--- Rows ---
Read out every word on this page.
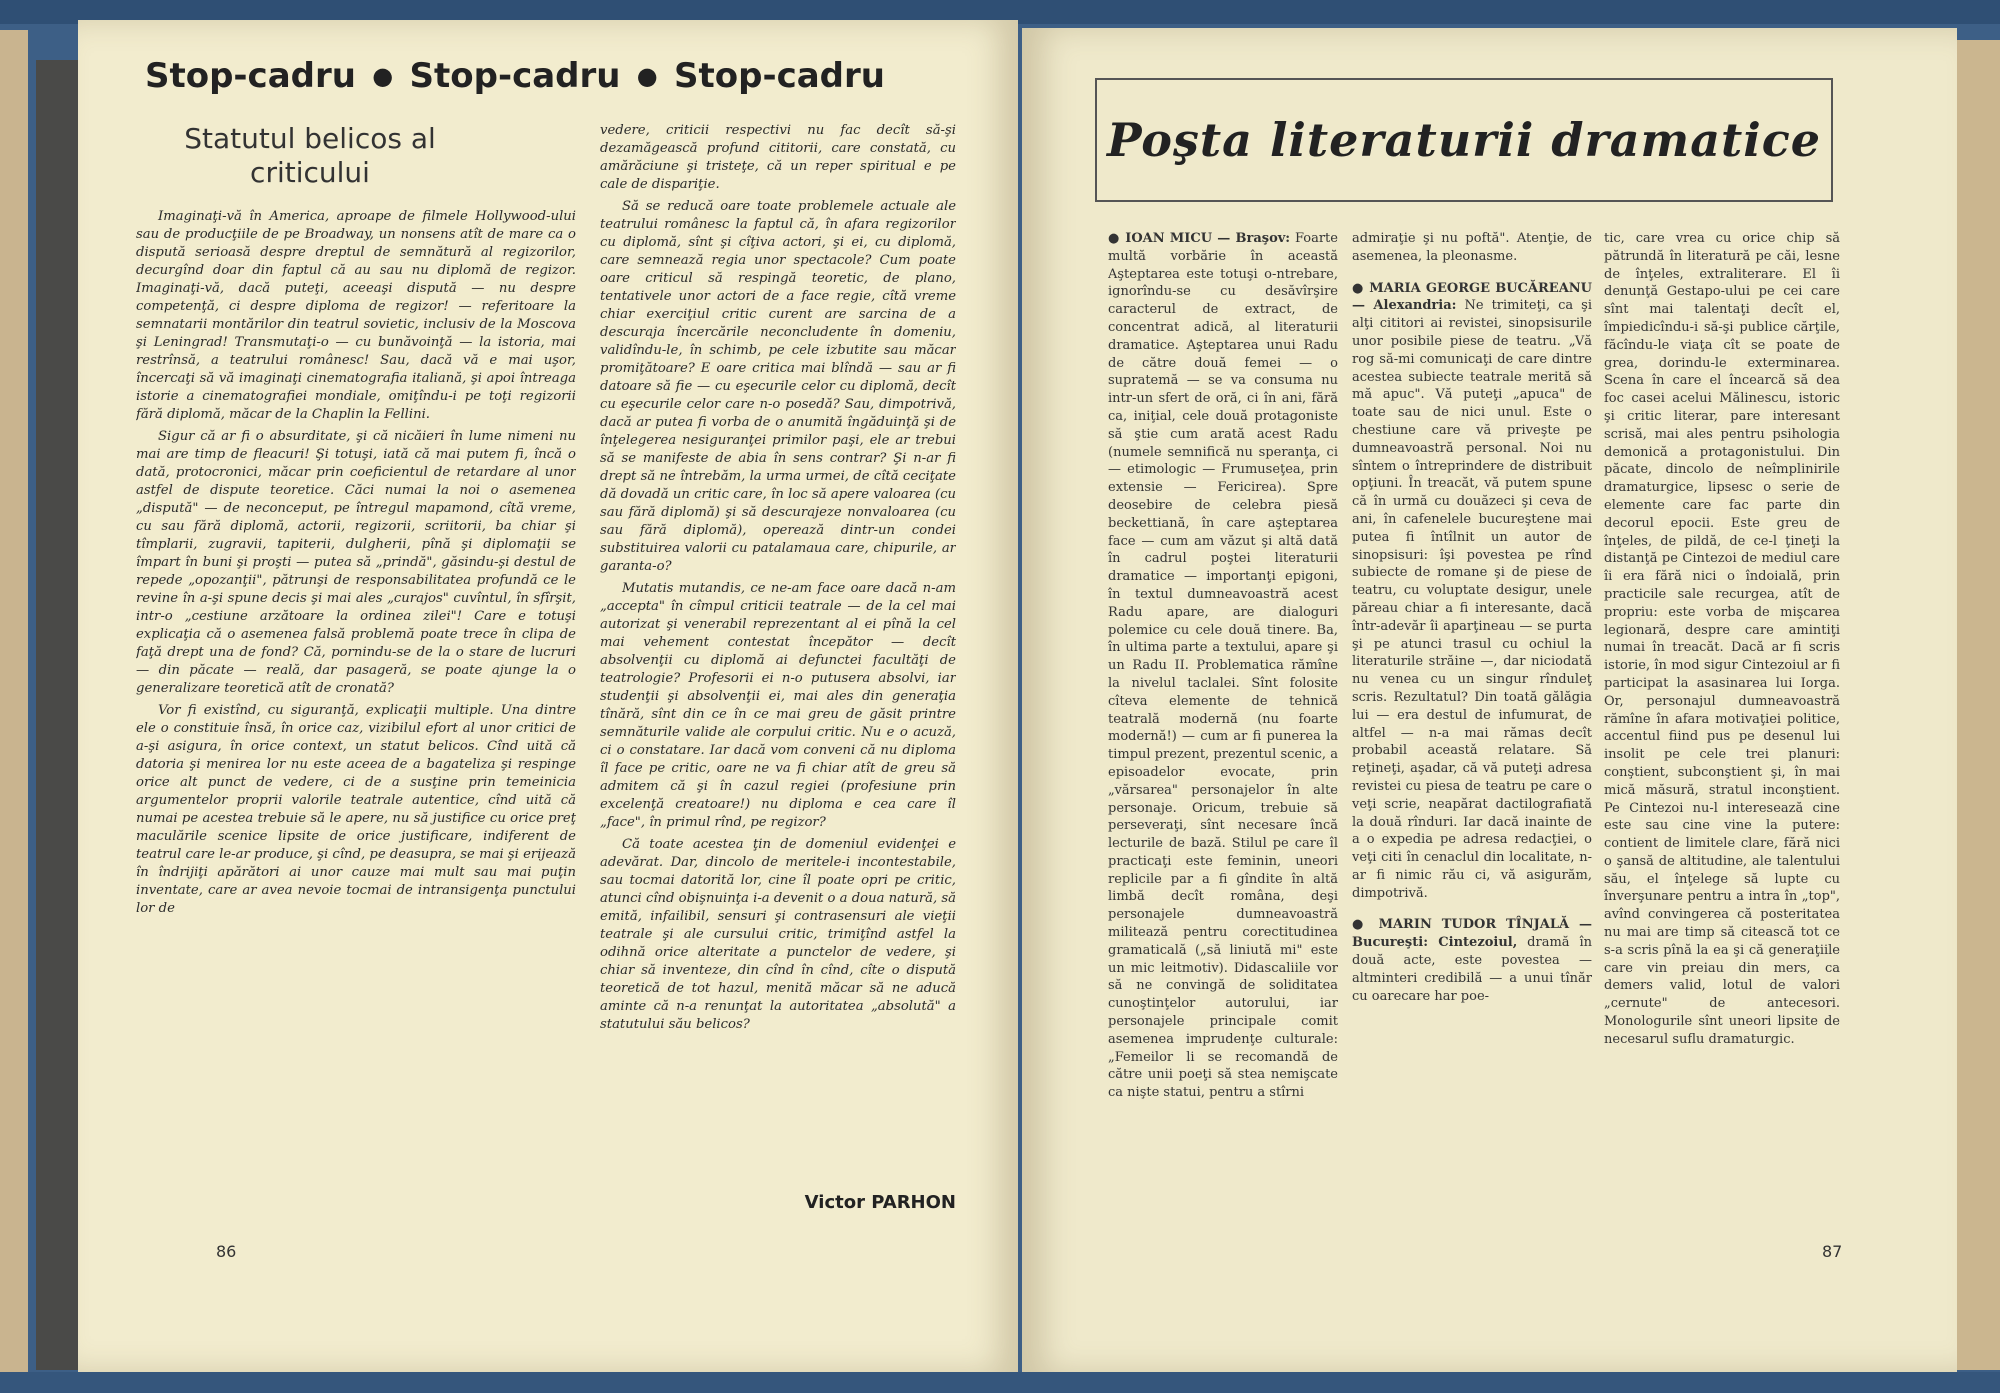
Stop-cadru ● Stop-cadru ● Stop-cadru
Statutul belicos al criticului

Imaginaţi-vă în America, aproape de filmele Hollywood-ului sau de producţiile de pe Broadway, un nonsens atît de mare ca o dispută serioasă despre dreptul de semnătură al regizorilor, decurgînd doar din faptul că au sau nu diplomă de regizor. Imaginaţi-vă, dacă puteţi, aceeaşi dispută — nu despre competenţă, ci despre diploma de regizor! — referitoare la semnatarii montărilor din teatrul sovietic, inclusiv de la Moscova şi Leningrad! Transmutaţi-o — cu bunăvoinţă — la istoria, mai restrînsă, a teatrului românesc! Sau, dacă vă e mai uşor, încercaţi să vă imaginaţi cinematografia italiană, şi apoi întreaga istorie a cinematografiei mondiale, omiţîndu-i pe toţi regizorii fără diplomă, măcar de la Chaplin la Fellini.

Sigur că ar fi o absurditate, şi că nicăieri în lume nimeni nu mai are timp de fleacuri! Şi totuşi, iată că mai putem fi, încă o dată, protocronici, măcar prin coeficientul de retardare al unor astfel de dispute teoretice. Căci numai la noi o asemenea „dispută" — de neconceput, pe întregul mapamond, cîtă vreme, cu sau fără diplomă, actorii, regizorii, scriitorii, ba chiar şi tîmplarii, zugravii, tapiterii, dulgherii, pînă şi diplomaţii se împart în buni şi proşti — putea să „prindă", găsindu-şi destul de repede „opozanţii", pătrunşi de responsabilitatea profundă ce le revine în a-şi spune decis şi mai ales „curajos" cuvîntul, în sfîrşit, intr-o „cestiune arzătoare la ordinea zilei"! Care e totuşi explicaţia că o asemenea falsă problemă poate trece în clipa de faţă drept una de fond? Că, pornindu-se de la o stare de lucruri — din păcate — reală, dar pasageră, se poate ajunge la o generalizare teoretică atît de cronată?

Vor fi existînd, cu siguranţă, explicaţii multiple. Una dintre ele o constituie însă, în orice caz, vizibilul efort al unor critici de a-şi asigura, în orice context, un statut belicos. Cînd uită că datoria şi menirea lor nu este aceea de a bagateliza şi respinge orice alt punct de vedere, ci de a susţine prin temeinicia argumentelor proprii valorile teatrale autentice, cînd uită că numai pe acestea trebuie să le apere, nu să justifice cu orice preţ maculările scenice lipsite de orice justificare, indiferent de teatrul care le-ar produce, şi cînd, pe deasupra, se mai şi erijează în îndrijiţi apărători ai unor cauze mai mult sau mai puţin inventate, care ar avea nevoie tocmai de intransigenţa punctului lor de

vedere, criticii respectivi nu fac decît să-şi dezamăgească profund cititorii, care constată, cu amărăciune şi tristeţe, că un reper spiritual e pe cale de dispariţie.

Să se reducă oare toate problemele actuale ale teatrului românesc la faptul că, în afara regizorilor cu diplomă, sînt şi cîţiva actori, şi ei, cu diplomă, care semnează regia unor spectacole? Cum poate oare criticul să respingă teoretic, de plano, tentativele unor actori de a face regie, cîtă vreme chiar exerciţiul critic curent are sarcina de a descuraja încercările neconcludente în domeniu, validîndu-le, în schimb, pe cele izbutite sau măcar promiţătoare? E oare critica mai blîndă — sau ar fi datoare să fie — cu eşecurile celor cu diplomă, decît cu eşecurile celor care n-o posedă? Sau, dimpotrivă, dacă ar putea fi vorba de o anumită îngăduinţă şi de înţelegerea nesiguranţei primilor paşi, ele ar trebui să se manifeste de abia în sens contrar? Şi n-ar fi drept să ne întrebăm, la urma urmei, de cîtă ceciţate dă dovadă un critic care, în loc să apere valoarea (cu sau fără diplomă) şi să descurajeze nonvaloarea (cu sau fără diplomă), operează dintr-un condei substituirea valorii cu patalamaua care, chipurile, ar garanta-o?

Mutatis mutandis, ce ne-am face oare dacă n-am „accepta" în cîmpul criticii teatrale — de la cel mai autorizat şi venerabil reprezentant al ei pînă la cel mai vehement contestat începător — decît absolvenţii cu diplomă ai defunctei facultăţi de teatrologie? Profesorii ei n-o putusera absolvi, iar studenţii şi absolvenţii ei, mai ales din generaţia tînără, sînt din ce în ce mai greu de găsit printre semnăturile valide ale corpului critic. Nu e o acuză, ci o constatare. Iar dacă vom conveni că nu diploma îl face pe critic, oare ne va fi chiar atît de greu să admitem că şi în cazul regiei (profesiune prin excelenţă creatoare!) nu diploma e cea care îl „face", în primul rînd, pe regizor?

Că toate acestea ţin de domeniul evidenţei e adevărat. Dar, dincolo de meritele-i incontestabile, sau tocmai datorită lor, cine îl poate opri pe critic, atunci cînd obişnuinţa i-a devenit o a doua natură, să emită, infailibil, sensuri şi contrasensuri ale vieţii teatrale şi ale cursului critic, trimiţînd astfel la odihnă orice alteritate a punctelor de vedere, şi chiar să inventeze, din cînd în cînd, cîte o dispută teoretică de tot hazul, menită măcar să ne aducă aminte că n-a renunţat la autoritatea „absolută" a statutului său belicos?

Victor PARHON
86
Poşta literaturii dramatice

● IOAN MICU — Braşov: Foarte multă vorbărie în această Aşteptarea este totuşi o-ntrebare, ignorîndu-se cu desăvîrşire caracterul de extract, de concentrat adică, al literaturii dramatice. Aşteptarea unui Radu de către două femei — o supratemă — se va consuma nu intr-un sfert de oră, ci în ani, fără ca, iniţial, cele două protagoniste să ştie cum arată acest Radu (numele semnifică nu speranţa, ci — etimologic — Frumuseţea, prin extensie — Fericirea). Spre deosebire de celebra piesă beckettiană, în care aşteptarea face — cum am văzut şi altă dată în cadrul poştei literaturii dramatice — importanţi epigoni, în textul dumneavoastră acest Radu apare, are dialoguri polemice cu cele două tinere. Ba, în ultima parte a textului, apare şi un Radu II. Problematica rămîne la nivelul taclalei. Sînt folosite cîteva elemente de tehnică teatrală modernă (nu foarte modernă!) — cum ar fi punerea la timpul prezent, prezentul scenic, a episoadelor evocate, prin „vărsarea" personajelor în alte personaje. Oricum, trebuie să perseveraţi, sînt necesare încă lecturile de bază. Stilul pe care îl practicaţi este feminin, uneori replicile par a fi gîndite în altă limbă decît româna, deşi personajele dumneavoastră militează pentru corectitudinea gramaticală („să liniută mi" este un mic leitmotiv). Didascaliile vor să ne convingă de soliditatea cunoştinţelor autorului, iar personajele principale comit asemenea imprudenţe culturale: „Femeilor li se recomandă de către unii poeţi să stea nemişcate ca nişte statui, pentru a stîrni

admiraţie şi nu poftă". Atenţie, de asemenea, la pleonasme.

● MARIA GEORGE BUCĂREANU — Alexandria: Ne trimiteţi, ca şi alţi cititori ai revistei, sinopsisurile unor posibile piese de teatru. „Vă rog să-mi comunicaţi de care dintre acestea subiecte teatrale merită să mă apuc". Vă puteţi „apuca" de toate sau de nici unul. Este o chestiune care vă priveşte pe dumneavoastră personal. Noi nu sîntem o întreprindere de distribuit opţiuni. În treacăt, vă putem spune că în urmă cu douăzeci şi ceva de ani, în cafenelele bucureştene mai putea fi întîlnit un autor de sinopsisuri: îşi povestea pe rînd subiecte de romane şi de piese de teatru, cu voluptate desigur, unele păreau chiar a fi interesante, dacă într-adevăr îi aparţineau — se purta şi pe atunci trasul cu ochiul la literaturile străine —, dar niciodată nu venea cu un singur rînduleţ scris. Rezultatul? Din toată gălăgia lui — era destul de infumurat, de altfel — n-a mai rămas decît probabil aceastǎ relatare. Să reţineţi, aşadar, că vă puteţi adresa revistei cu piesa de teatru pe care o veţi scrie, neapărat dactilografiată la două rînduri. Iar dacă inainte de a o expedia pe adresa redacţiei, o veţi citi în cenaclul din localitate, n-ar fi nimic rău ci, vă asigurăm, dimpotrivă.

● MARIN TUDOR TÎNJALĂ — Bucureşti: Cintezoiul, dramă în două acte, este povestea — altminteri credibilă — a unui tînăr cu oarecare har poe-

tic, care vrea cu orice chip să pătrundă în literatură pe căi, lesne de înţeles, extraliterare. El îi denunţă Gestapo-ului pe cei care sînt mai talentaţi decît el, împiedicîndu-i să-şi publice cărţile, făcîndu-le viaţa cît se poate de grea, dorindu-le exterminarea. Scena în care el încearcă să dea foc casei acelui Mălinescu, istoric şi critic literar, pare interesant scrisă, mai ales pentru psihologia demonică a protagonistului. Din păcate, dincolo de neîmplinirile dramaturgice, lipsesc o serie de elemente care fac parte din decorul epocii. Este greu de înţeles, de pildă, de ce-l ţineţi la distanţă pe Cintezoi de mediul care îi era fără nici o îndoială, prin practicile sale recurgea, atît de propriu: este vorba de mişcarea legionară, despre care amintiţi numai în treacăt. Dacă ar fi scris istorie, în mod sigur Cintezoiul ar fi participat la asasinarea lui Iorga. Or, personajul dumneavoastră rămîne în afara motivaţiei politice, accentul fiind pus pe desenul lui insolit pe cele trei planuri: conştient, subconştient şi, în mai mică măsură, stratul inconştient. Pe Cintezoi nu-l interesează cine este sau cine vine la putere: contient de limitele clare, fără nici o şansă de altitudine, ale talentului său, el înţelege să lupte cu înverşunare pentru a intra în „top", avînd convingerea că posteritatea nu mai are timp să citească tot ce s-a scris pînă la ea şi că generaţiile care vin preiau din mers, ca demers valid, lotul de valori „cernute" de antecesori. Monologurile sînt uneori lipsite de necesarul suflu dramaturgic.

87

--- What you have to do ---
Collect every line above that contains the word "criticii".

--- Written solution ---
vedere, criticii respectivi nu fac decît să-şi dezamăgească profund cititorii, care constată, cu amărăciune şi tristeţe, că un reper spiritual e pe cale de dispariţie.
Mutatis mutandis, ce ne-am face oare dacă n-am „accepta" în cîmpul criticii teatrale — de la cel mai autorizat şi venerabil reprezentant al ei pînă la cel mai vehement contestat începător — decît absolvenţii cu diplomă ai defunctei facultăţi de teatrologie? Profesorii ei n-o putusera absolvi, iar studenţii şi absolvenţii ei, mai ales din generaţia tînără, sînt din ce în ce mai greu de găsit printre semnăturile valide ale corpului critic. Nu e o acuză, ci o constatare. Iar dacă vom conveni că nu diploma îl face pe critic, oare ne va fi chiar atît de greu să admitem că şi în cazul regiei (profesiune prin excelenţă creatoare!) nu diploma e cea care îl „face", în primul rînd, pe regizor?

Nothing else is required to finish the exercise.